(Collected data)
========
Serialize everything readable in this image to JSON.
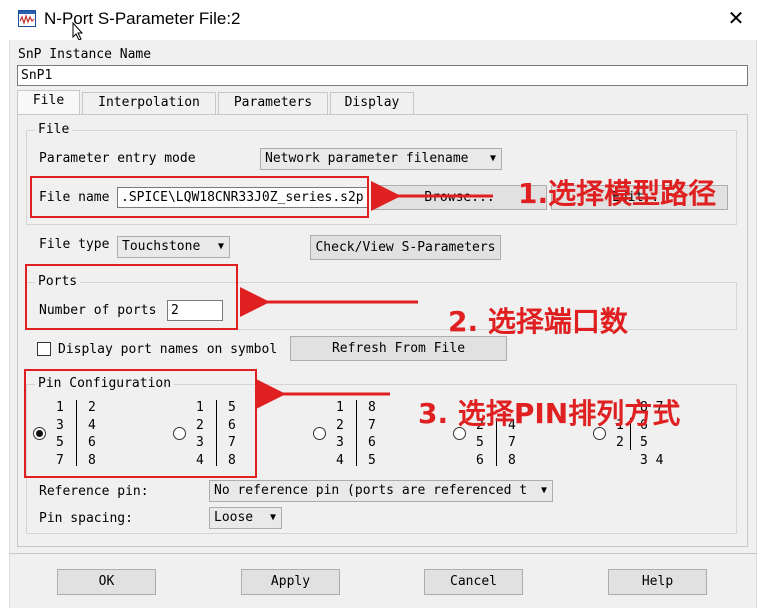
{
  "window": {
    "title": "N-Port S-Parameter File:2",
    "close_glyph": "✕"
  },
  "instance": {
    "label": "SnP Instance Name",
    "value": "SnP1"
  },
  "tabs": [
    {
      "label": "File",
      "active": true
    },
    {
      "label": "Interpolation",
      "active": false
    },
    {
      "label": "Parameters",
      "active": false
    },
    {
      "label": "Display",
      "active": false
    }
  ],
  "file_group": {
    "title": "File",
    "entry_mode_label": "Parameter entry mode",
    "entry_mode_value": "Network parameter filename",
    "file_name_label": "File name",
    "file_name_value": ".SPICE\\LQW18CNR33J0Z_series.s2p",
    "browse_label": "Browse...",
    "edit_label": "Edit...",
    "file_type_label": "File type",
    "file_type_value": "Touchstone",
    "check_view_label": "Check/View S-Parameters"
  },
  "ports_group": {
    "title": "Ports",
    "number_label": "Number of ports",
    "number_value": "2"
  },
  "display_names": {
    "label": "Display port names on symbol",
    "checked": false,
    "refresh_label": "Refresh From File"
  },
  "pin_group": {
    "title": "Pin Configuration",
    "options": [
      {
        "selected": true,
        "col1": "1\n3\n5\n7",
        "col2": "2\n4\n6\n8"
      },
      {
        "selected": false,
        "col1": "1\n2\n3\n4",
        "col2": "5\n6\n7\n8"
      },
      {
        "selected": false,
        "col1": "1\n2\n3\n4",
        "col2": "8\n7\n6\n5"
      },
      {
        "selected": false,
        "col1": "\n2\n5\n6",
        "col2": "\n4\n7\n8"
      },
      {
        "selected": false,
        "col1": "\n1\n2",
        "col2": "8 7\n6\n5\n3 4"
      }
    ],
    "reference_pin_label": "Reference pin:",
    "reference_pin_value": "No reference pin (ports are referenced t",
    "pin_spacing_label": "Pin spacing:",
    "pin_spacing_value": "Loose"
  },
  "buttons": {
    "ok": "OK",
    "apply": "Apply",
    "cancel": "Cancel",
    "help": "Help"
  },
  "annotations": {
    "step1": "1.选择模型路径",
    "step2": "2. 选择端口数",
    "step3": "3. 选择PIN排列方式",
    "color": "#e02020"
  },
  "icons": {
    "app": "waveform-file-icon",
    "close": "close-icon",
    "dropdown": "chevron-down-icon",
    "cursor": "mouse-pointer-icon"
  }
}
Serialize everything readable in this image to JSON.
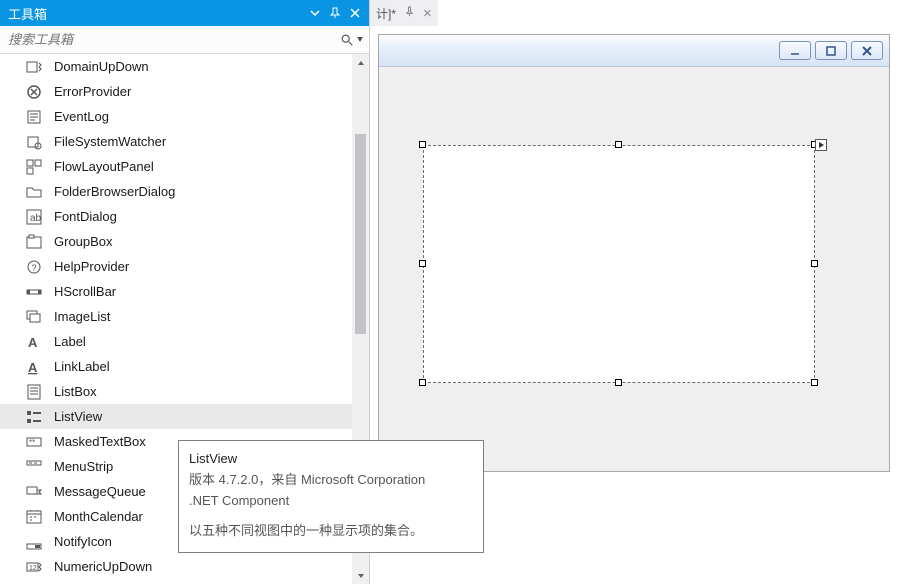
{
  "toolbox": {
    "title": "工具箱",
    "search_placeholder": "搜索工具箱",
    "items": [
      {
        "icon": "updown",
        "label": "DomainUpDown"
      },
      {
        "icon": "error",
        "label": "ErrorProvider"
      },
      {
        "icon": "eventlog",
        "label": "EventLog"
      },
      {
        "icon": "fsw",
        "label": "FileSystemWatcher"
      },
      {
        "icon": "flow",
        "label": "FlowLayoutPanel"
      },
      {
        "icon": "folder",
        "label": "FolderBrowserDialog"
      },
      {
        "icon": "font",
        "label": "FontDialog"
      },
      {
        "icon": "group",
        "label": "GroupBox"
      },
      {
        "icon": "help",
        "label": "HelpProvider"
      },
      {
        "icon": "hscroll",
        "label": "HScrollBar"
      },
      {
        "icon": "imagelist",
        "label": "ImageList"
      },
      {
        "icon": "label",
        "label": "Label"
      },
      {
        "icon": "link",
        "label": "LinkLabel"
      },
      {
        "icon": "listbox",
        "label": "ListBox"
      },
      {
        "icon": "listview",
        "label": "ListView",
        "selected": true
      },
      {
        "icon": "masked",
        "label": "MaskedTextBox"
      },
      {
        "icon": "menu",
        "label": "MenuStrip"
      },
      {
        "icon": "mq",
        "label": "MessageQueue"
      },
      {
        "icon": "cal",
        "label": "MonthCalendar"
      },
      {
        "icon": "notify",
        "label": "NotifyIcon"
      },
      {
        "icon": "numeric",
        "label": "NumericUpDown"
      }
    ]
  },
  "tab": {
    "label_fragment": "计]*"
  },
  "tooltip": {
    "title": "ListView",
    "line1": "版本 4.7.2.0，来自 Microsoft Corporation",
    "line2": ".NET Component",
    "desc": "以五种不同视图中的一种显示项的集合。"
  }
}
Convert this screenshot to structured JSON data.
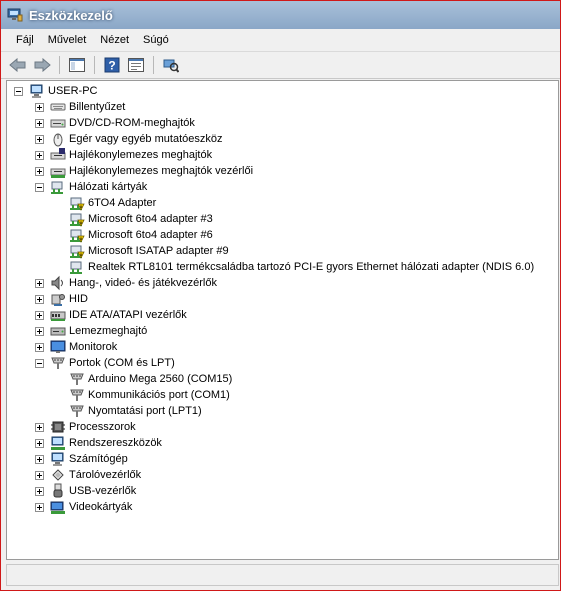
{
  "window": {
    "title": "Eszközkezelő"
  },
  "menu": [
    "Fájl",
    "Művelet",
    "Nézet",
    "Súgó"
  ],
  "toolbar": {
    "buttons": [
      "back-icon",
      "forward-icon",
      "show-hide-tree-icon",
      "help-icon",
      "properties-icon",
      "scan-hardware-icon"
    ]
  },
  "tree": {
    "root": "USER-PC",
    "categories": [
      {
        "label": "Billentyűzet",
        "icon": "keyboard-icon",
        "expanded": false
      },
      {
        "label": "DVD/CD-ROM-meghajtók",
        "icon": "dvd-drive-icon",
        "expanded": false
      },
      {
        "label": "Egér vagy egyéb mutatóeszköz",
        "icon": "mouse-icon",
        "expanded": false
      },
      {
        "label": "Hajlékonylemezes meghajtók",
        "icon": "floppy-drive-icon",
        "expanded": false
      },
      {
        "label": "Hajlékonylemezes meghajtók vezérlői",
        "icon": "floppy-controller-icon",
        "expanded": false
      },
      {
        "label": "Hálózati kártyák",
        "icon": "network-adapter-icon",
        "expanded": true,
        "children": [
          {
            "label": "6TO4 Adapter",
            "icon": "network-adapter-warning-icon"
          },
          {
            "label": "Microsoft 6to4 adapter #3",
            "icon": "network-adapter-warning-icon"
          },
          {
            "label": "Microsoft 6to4 adapter #6",
            "icon": "network-adapter-warning-icon"
          },
          {
            "label": "Microsoft ISATAP adapter #9",
            "icon": "network-adapter-warning-icon"
          },
          {
            "label": "Realtek RTL8101 termékcsaládba tartozó PCI-E gyors Ethernet hálózati adapter (NDIS 6.0)",
            "icon": "network-adapter-icon"
          }
        ]
      },
      {
        "label": "Hang-, videó- és játékvezérlők",
        "icon": "sound-icon",
        "expanded": false
      },
      {
        "label": "HID",
        "icon": "hid-icon",
        "expanded": false
      },
      {
        "label": "IDE ATA/ATAPI vezérlők",
        "icon": "ide-controller-icon",
        "expanded": false
      },
      {
        "label": "Lemezmeghajtó",
        "icon": "disk-drive-icon",
        "expanded": false
      },
      {
        "label": "Monitorok",
        "icon": "monitor-icon",
        "expanded": false
      },
      {
        "label": "Portok (COM és LPT)",
        "icon": "port-icon",
        "expanded": true,
        "children": [
          {
            "label": "Arduino Mega 2560 (COM15)",
            "icon": "port-icon"
          },
          {
            "label": "Kommunikációs port (COM1)",
            "icon": "port-icon"
          },
          {
            "label": "Nyomtatási port (LPT1)",
            "icon": "port-icon"
          }
        ]
      },
      {
        "label": "Processzorok",
        "icon": "processor-icon",
        "expanded": false
      },
      {
        "label": "Rendszereszközök",
        "icon": "system-devices-icon",
        "expanded": false
      },
      {
        "label": "Számítógép",
        "icon": "computer-icon",
        "expanded": false
      },
      {
        "label": "Tárolóvezérlők",
        "icon": "storage-controller-icon",
        "expanded": false
      },
      {
        "label": "USB-vezérlők",
        "icon": "usb-icon",
        "expanded": false
      },
      {
        "label": "Videokártyák",
        "icon": "display-adapter-icon",
        "expanded": false
      }
    ]
  },
  "colors": {
    "window_border": "#d01818",
    "titlebar": "#8aa7c7",
    "warning": "#f5d000"
  }
}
========
— Goal —
Gather each line from the entries above that includes the word "controller".

— Final result —
        "icon": "floppy-controller-icon",
        "icon": "ide-controller-icon",
        "icon": "storage-controller-icon",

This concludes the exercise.